Information provided start

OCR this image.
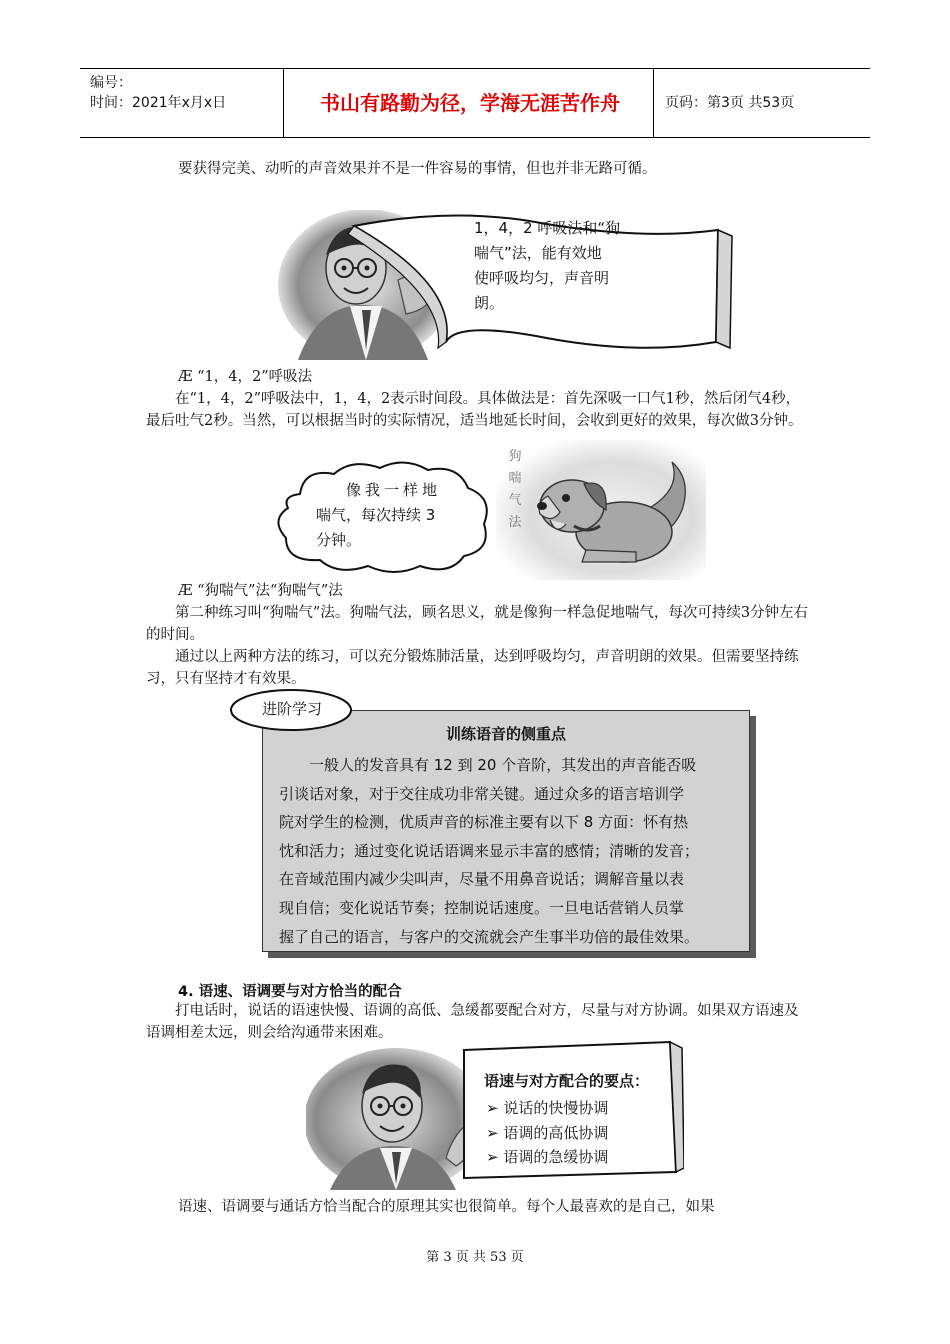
编号：
时间：2021年x月x日	书山有路勤为径，学海无涯苦作舟	页码：第3页 共53页
要获得完美、动听的声音效果并不是一件容易的事情，但也并非无路可循。
1，4，2 呼吸法和“狗
喘气”法，能有效地
使呼吸均匀，声音明
朗。
Æ “1，4，2”呼吸法
在“1，4，2”呼吸法中，1，4，2表示时间段。具体做法是：首先深吸一口气1秒，然后闭气4秒，最后吐气2秒。当然，可以根据当时的实际情况，适当地延长时间，会收到更好的效果，每次做3分钟。
像我一样地
喘气，每次持续 3
分钟。
狗
喘
气
法
Æ “狗喘气”法“狗喘气”法
第二种练习叫“狗喘气”法。狗喘气法，顾名思义，就是像狗一样急促地喘气，每次可持续3分钟左右的时间。
通过以上两种方法的练习，可以充分锻炼肺活量，达到呼吸均匀，声音明朗的效果。但需要坚持练习，只有坚持才有效果。
训练语音的侧重点
一般人的发音具有 12 到 20 个音阶，其发出的声音能否吸
引谈话对象，对于交往成功非常关键。通过众多的语言培训学
院对学生的检测，优质声音的标准主要有以下 8 方面：怀有热
忱和活力；通过变化说话语调来显示丰富的感情；清晰的发音；
在音域范围内减少尖叫声，尽量不用鼻音说话；调解音量以表
现自信；变化说话节奏；控制说话速度。一旦电话营销人员掌
握了自己的语言，与客户的交流就会产生事半功倍的最佳效果。
进阶学习
4. 语速、语调要与对方恰当的配合
打电话时，说话的语速快慢、语调的高低、急缓都要配合对方，尽量与对方协调。如果双方语速及语调相差太远，则会给沟通带来困难。
语速与对方配合的要点：
➢ 说话的快慢协调
➢ 语调的高低协调
➢ 语调的急缓协调
语速、语调要与通话方恰当配合的原理其实也很简单。每个人最喜欢的是自己，如果
第 3 页 共 53 页
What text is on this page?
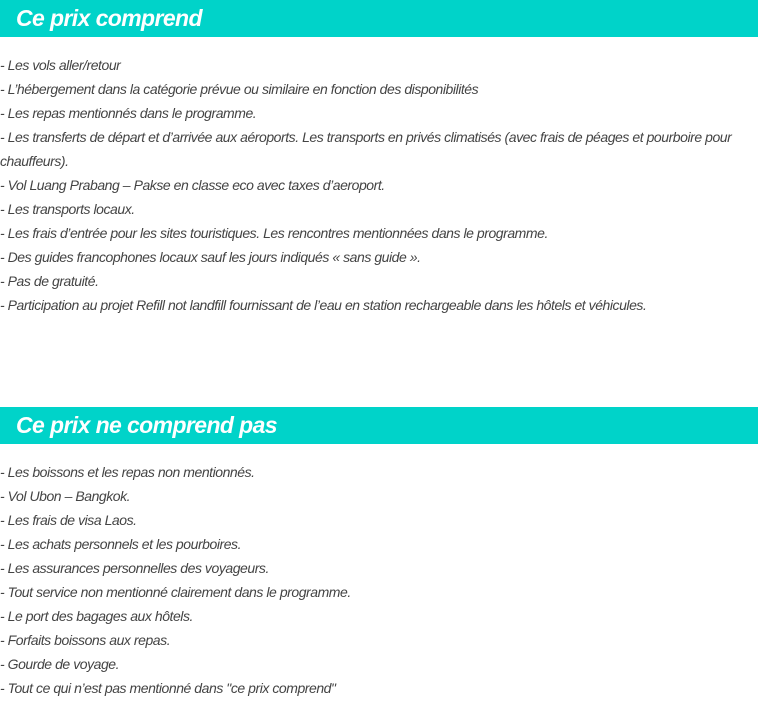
Ce prix comprend
- Les vols aller/retour
- L’hébergement dans la catégorie prévue ou similaire en fonction des disponibilités
- Les repas mentionnés dans le programme.
- Les transferts de départ et d’arrivée aux aéroports. Les transports en privés climatisés (avec frais de péages et pourboire pour chauffeurs).
- Vol Luang Prabang – Pakse en classe eco avec taxes d’aeroport.
- Les transports locaux.
- Les frais d’entrée pour les sites touristiques. Les rencontres mentionnées dans le programme.
- Des guides francophones locaux sauf les jours indiqués « sans guide ».
- Pas de gratuité.
- Participation au projet Refill not landfill fournissant de l’eau en station rechargeable dans les hôtels et véhicules.
Ce prix ne comprend pas
- Les boissons et les repas non mentionnés.
- Vol Ubon – Bangkok.
- Les frais de visa Laos.
- Les achats personnels et les pourboires.
- Les assurances personnelles des voyageurs.
- Tout service non mentionné clairement dans le programme.
- Le port des bagages aux hôtels.
- Forfaits boissons aux repas.
- Gourde de voyage.
- Tout ce qui n’est pas mentionné dans "ce prix comprend"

Information provided end

● **What is needed**
Make an exact copy of only those lines that run from the line with "What text is on this page?" through the end of the records, excluding pictures.

● **In response**
What text is on this page?
Ce prix comprend
- Les vols aller/retour
- L’hébergement dans la catégorie prévue ou similaire en fonction des disponibilités
- Les repas mentionnés dans le programme.
- Les transferts de départ et d’arrivée aux aéroports. Les transports en privés climatisés (avec frais de péages et pourboire pour chauffeurs).
- Vol Luang Prabang – Pakse en classe eco avec taxes d’aeroport.
- Les transports locaux.
- Les frais d’entrée pour les sites touristiques. Les rencontres mentionnées dans le programme.
- Des guides francophones locaux sauf les jours indiqués « sans guide ».
- Pas de gratuité.
- Participation au projet Refill not landfill fournissant de l’eau en station rechargeable dans les hôtels et véhicules.
Ce prix ne comprend pas
- Les boissons et les repas non mentionnés.
- Vol Ubon – Bangkok.
- Les frais de visa Laos.
- Les achats personnels et les pourboires.
- Les assurances personnelles des voyageurs.
- Tout service non mentionné clairement dans le programme.
- Le port des bagages aux hôtels.
- Forfaits boissons aux repas.
- Gourde de voyage.
- Tout ce qui n’est pas mentionné dans "ce prix comprend"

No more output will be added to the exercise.